:: What to work on ::
Copy the records that follow exactly as written, but not their pictures.

:: Given data ::
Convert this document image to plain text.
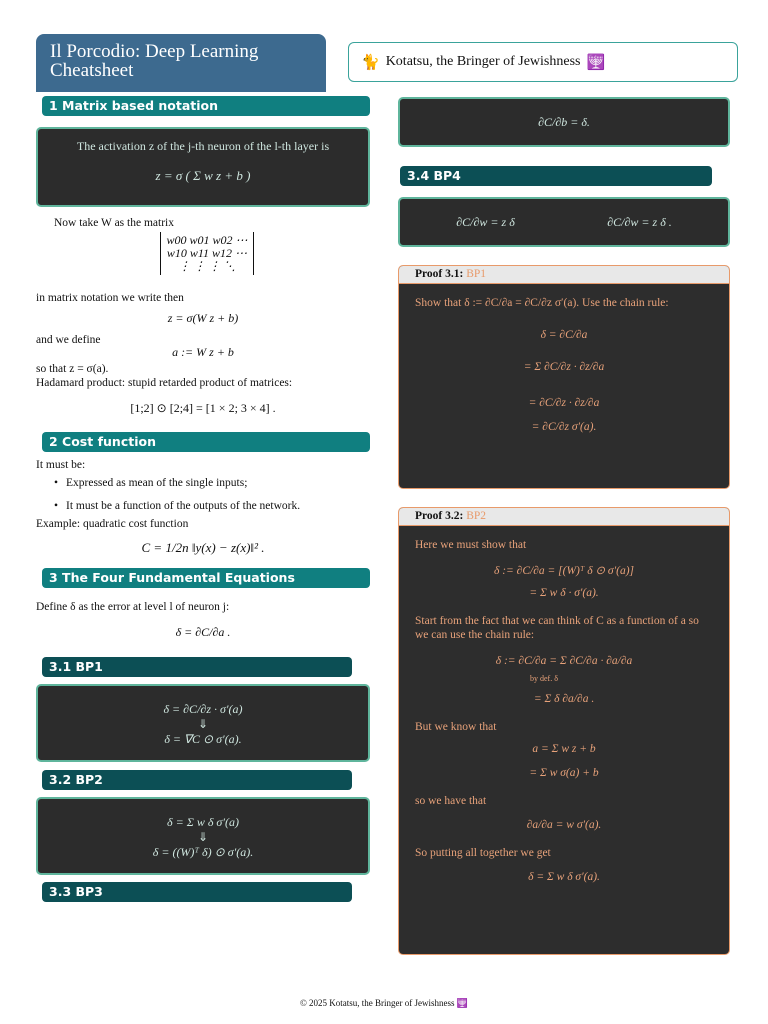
Il Porcodio: Deep Learning
Cheatsheet	🐈 Kotatsu, the Bringer of Jewishness 🕎
1 Matrix based notation
The activation z of the j-th neuron of the l-th layer is
z = σ ( Σ w z + b )
Now take W as the matrix
w00 w01 w02 ⋯
w10 w11 w12 ⋯
⋮ ⋮ ⋮ ⋱
in matrix notation we write then
z = σ(W z + b)
and we define
a := W z + b
so that z = σ(a).
Hadamard product: stupid retarded product of matrices:
[1;2] ⊙ [2;4] = [1 × 2; 3 × 4] .
2 Cost function
It must be:
• Expressed as mean of the single inputs;
• It must be a function of the outputs of the network.
Example: quadratic cost function
C = 1/2n ‖y(x) − z(x)‖² .
3 The Four Fundamental Equations
Define δ as the error at level l of neuron j:
δ = ∂C/∂a .
3.1 BP1
δ = ∂C/∂z · σ′(a)
⇓
δ = ∇C ⊙ σ′(a).
3.2 BP2
δ = Σ w δ σ′(a)
⇓
δ = ((W)ᵀ δ) ⊙ σ′(a).
3.3 BP3
∂C/∂b = δ.
3.4 BP4
∂C/∂w = z δ	∂C/∂w = z δ .
Proof 3.1: BP1
Show that δ := ∂C/∂a = ∂C/∂z σ′(a). Use the chain rule:
δ = ∂C/∂a
= Σ ∂C/∂z · ∂z/∂a
= ∂C/∂z · ∂z/∂a
= ∂C/∂z σ′(a).
Proof 3.2: BP2
Here we must show that
δ := ∂C/∂a = [(W)ᵀ δ ⊙ σ′(a)]
= Σ w δ · σ′(a).
Start from the fact that we can think of C as a function of a so we can use the chain rule:
δ := ∂C/∂a = Σ ∂C/∂a · ∂a/∂a
by def. δ
= Σ δ ∂a/∂a .
But we know that
a = Σ w z + b
= Σ w σ(a) + b
so we have that
∂a/∂a = w σ′(a).
So putting all together we get
δ = Σ w δ σ′(a).
© 2025 Kotatsu, the Bringer of Jewishness 🕎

:: Complete answer ::
Convert this document image to plain text.
Il Porcodio: Deep Learning
Cheatsheet	🐈 Kotatsu, the Bringer of Jewishness 🕎
1 Matrix based notation
The activation z of the j-th neuron of the l-th layer is
z = σ ( Σ w z + b )
Now take W as the matrix
w00 w01 w02 ⋯
w10 w11 w12 ⋯
⋮ ⋮ ⋮ ⋱
in matrix notation we write then
z = σ(W z + b)
and we define
a := W z + b
so that z = σ(a).
Hadamard product: stupid retarded product of matrices:
[1;2] ⊙ [2;4] = [1 × 2; 3 × 4] .
2 Cost function
It must be:
• Expressed as mean of the single inputs;
• It must be a function of the outputs of the network.
Example: quadratic cost function
C = 1/2n ‖y(x) − z(x)‖² .
3 The Four Fundamental Equations
Define δ as the error at level l of neuron j:
δ = ∂C/∂a .
3.1 BP1
δ = ∂C/∂z · σ′(a)
⇓
δ = ∇C ⊙ σ′(a).
3.2 BP2
δ = Σ w δ σ′(a)
⇓
δ = ((W)ᵀ δ) ⊙ σ′(a).
3.3 BP3
∂C/∂b = δ.
3.4 BP4
∂C/∂w = z δ	∂C/∂w = z δ .
Proof 3.1: BP1
Show that δ := ∂C/∂a = ∂C/∂z σ′(a). Use the chain rule:
δ = ∂C/∂a
= Σ ∂C/∂z · ∂z/∂a
= ∂C/∂z · ∂z/∂a
= ∂C/∂z σ′(a).
Proof 3.2: BP2
Here we must show that
δ := ∂C/∂a = [(W)ᵀ δ ⊙ σ′(a)]
= Σ w δ · σ′(a).
Start from the fact that we can think of C as a function of a so we can use the chain rule:
δ := ∂C/∂a = Σ ∂C/∂a · ∂a/∂a
by def. δ
= Σ δ ∂a/∂a .
But we know that
a = Σ w z + b
= Σ w σ(a) + b
so we have that
∂a/∂a = w σ′(a).
So putting all together we get
δ = Σ w δ σ′(a).
© 2025 Kotatsu, the Bringer of Jewishness 🕎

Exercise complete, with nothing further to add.